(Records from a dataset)
>>>
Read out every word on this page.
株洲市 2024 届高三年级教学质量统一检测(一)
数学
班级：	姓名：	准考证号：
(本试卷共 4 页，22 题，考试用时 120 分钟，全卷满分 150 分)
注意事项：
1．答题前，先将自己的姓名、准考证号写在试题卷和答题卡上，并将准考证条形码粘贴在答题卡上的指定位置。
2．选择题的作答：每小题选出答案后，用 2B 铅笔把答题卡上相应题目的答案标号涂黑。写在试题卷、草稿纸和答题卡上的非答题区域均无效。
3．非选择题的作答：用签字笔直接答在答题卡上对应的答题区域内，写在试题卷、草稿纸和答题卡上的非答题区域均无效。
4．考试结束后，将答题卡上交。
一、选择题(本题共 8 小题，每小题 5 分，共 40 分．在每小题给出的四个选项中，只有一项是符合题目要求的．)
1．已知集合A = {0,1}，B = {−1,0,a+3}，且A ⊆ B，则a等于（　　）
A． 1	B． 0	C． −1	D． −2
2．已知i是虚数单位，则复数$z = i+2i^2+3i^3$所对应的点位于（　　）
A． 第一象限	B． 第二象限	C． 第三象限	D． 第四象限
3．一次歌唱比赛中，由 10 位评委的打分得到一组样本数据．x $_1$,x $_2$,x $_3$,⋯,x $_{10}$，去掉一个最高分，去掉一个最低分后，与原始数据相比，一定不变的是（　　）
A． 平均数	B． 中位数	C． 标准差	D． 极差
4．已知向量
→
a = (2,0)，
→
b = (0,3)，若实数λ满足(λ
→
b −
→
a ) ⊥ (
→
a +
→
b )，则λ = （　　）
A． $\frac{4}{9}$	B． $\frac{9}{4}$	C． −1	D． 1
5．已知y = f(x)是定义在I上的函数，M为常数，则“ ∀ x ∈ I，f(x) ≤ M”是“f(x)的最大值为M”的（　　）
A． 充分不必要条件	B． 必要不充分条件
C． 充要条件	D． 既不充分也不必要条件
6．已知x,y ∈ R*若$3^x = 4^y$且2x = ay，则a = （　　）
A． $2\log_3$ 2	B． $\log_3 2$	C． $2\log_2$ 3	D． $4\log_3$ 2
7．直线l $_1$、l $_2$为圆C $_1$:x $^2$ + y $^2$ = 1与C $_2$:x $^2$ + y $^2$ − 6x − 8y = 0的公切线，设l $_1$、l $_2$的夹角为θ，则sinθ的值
<<<
* [GIVEN EXERCISE]: Write the data from above out again, exactly.

* [IN RESPONSE]:
Read out every word on this page.
株洲市 2024 届高三年级教学质量统一检测(一)
数学
班级：	姓名：	准考证号：
(本试卷共 4 页，22 题，考试用时 120 分钟，全卷满分 150 分)
注意事项：
1．答题前，先将自己的姓名、准考证号写在试题卷和答题卡上，并将准考证条形码粘贴在答题卡上的指定位置。
2．选择题的作答：每小题选出答案后，用 2B 铅笔把答题卡上相应题目的答案标号涂黑。写在试题卷、草稿纸和答题卡上的非答题区域均无效。
3．非选择题的作答：用签字笔直接答在答题卡上对应的答题区域内，写在试题卷、草稿纸和答题卡上的非答题区域均无效。
4．考试结束后，将答题卡上交。
一、选择题(本题共 8 小题，每小题 5 分，共 40 分．在每小题给出的四个选项中，只有一项是符合题目要求的．)
1．已知集合A = {0,1}，B = {−1,0,a+3}，且A ⊆ B，则a等于（　　）
A． 1	B． 0	C． −1	D． −2
2．已知i是虚数单位，则复数$z = i+2i^2+3i^3$所对应的点位于（　　）
A． 第一象限	B． 第二象限	C． 第三象限	D． 第四象限
3．一次歌唱比赛中，由 10 位评委的打分得到一组样本数据．x $_1$,x $_2$,x $_3$,⋯,x $_{10}$，去掉一个最高分，去掉一个最低分后，与原始数据相比，一定不变的是（　　）
A． 平均数	B． 中位数	C． 标准差	D． 极差
4．已知向量
→
a = (2,0)，
→
b = (0,3)，若实数λ满足(λ
→
b −
→
a ) ⊥ (
→
a +
→
b )，则λ = （　　）
A． $\frac{4}{9}$	B． $\frac{9}{4}$	C． −1	D． 1
5．已知y = f(x)是定义在I上的函数，M为常数，则“ ∀ x ∈ I，f(x) ≤ M”是“f(x)的最大值为M”的（　　）
A． 充分不必要条件	B． 必要不充分条件
C． 充要条件	D． 既不充分也不必要条件
6．已知x,y ∈ R*若$3^x = 4^y$且2x = ay，则a = （　　）
A． $2\log_3$ 2	B． $\log_3 2$	C． $2\log_2$ 3	D． $4\log_3$ 2
7．直线l $_1$、l $_2$为圆C $_1$:x $^2$ + y $^2$ = 1与C $_2$:x $^2$ + y $^2$ − 6x − 8y = 0的公切线，设l $_1$、l $_2$的夹角为θ，则sinθ的值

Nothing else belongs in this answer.